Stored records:

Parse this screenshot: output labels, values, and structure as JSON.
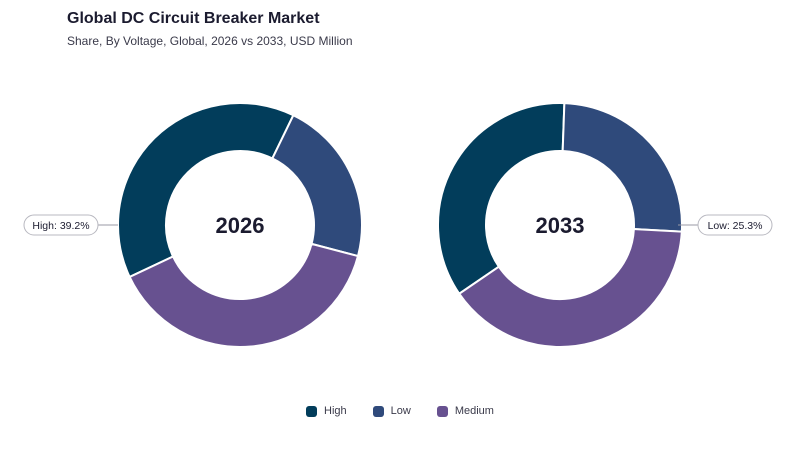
{
  "header": {
    "title": "Global DC Circuit Breaker Market",
    "subtitle": "Share, By Voltage, Global, 2026 vs 2033, USD Million"
  },
  "colors": {
    "High": "#023d5b",
    "Low": "#2f4a7b",
    "Medium": "#675190"
  },
  "chart_data": [
    {
      "type": "pie",
      "center_label": "2026",
      "categories": [
        "High",
        "Low",
        "Medium"
      ],
      "values": [
        39.2,
        21.9,
        38.9
      ],
      "annotation": {
        "category": "High",
        "text": "High: 39.2%"
      }
    },
    {
      "type": "pie",
      "center_label": "2033",
      "categories": [
        "High",
        "Low",
        "Medium"
      ],
      "values": [
        35.1,
        25.3,
        39.6
      ],
      "annotation": {
        "category": "Low",
        "text": "Low: 25.3%"
      }
    }
  ],
  "legend": [
    {
      "label": "High",
      "color": "#023d5b"
    },
    {
      "label": "Low",
      "color": "#2f4a7b"
    },
    {
      "label": "Medium",
      "color": "#675190"
    }
  ]
}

• [Given instruction] Print out the lines exactly, skipping any picture.

• [Answer to this task]
Parse this screenshot: output labels, values, and structure as JSON.
{
  "header": {
    "title": "Global DC Circuit Breaker Market",
    "subtitle": "Share, By Voltage, Global, 2026 vs 2033, USD Million"
  },
  "colors": {
    "High": "#023d5b",
    "Low": "#2f4a7b",
    "Medium": "#675190"
  },
  "chart_data": [
    {
      "type": "pie",
      "center_label": "2026",
      "categories": [
        "High",
        "Low",
        "Medium"
      ],
      "values": [
        39.2,
        21.9,
        38.9
      ],
      "annotation": {
        "category": "High",
        "text": "High: 39.2%"
      }
    },
    {
      "type": "pie",
      "center_label": "2033",
      "categories": [
        "High",
        "Low",
        "Medium"
      ],
      "values": [
        35.1,
        25.3,
        39.6
      ],
      "annotation": {
        "category": "Low",
        "text": "Low: 25.3%"
      }
    }
  ],
  "legend": [
    {
      "label": "High",
      "color": "#023d5b"
    },
    {
      "label": "Low",
      "color": "#2f4a7b"
    },
    {
      "label": "Medium",
      "color": "#675190"
    }
  ]
}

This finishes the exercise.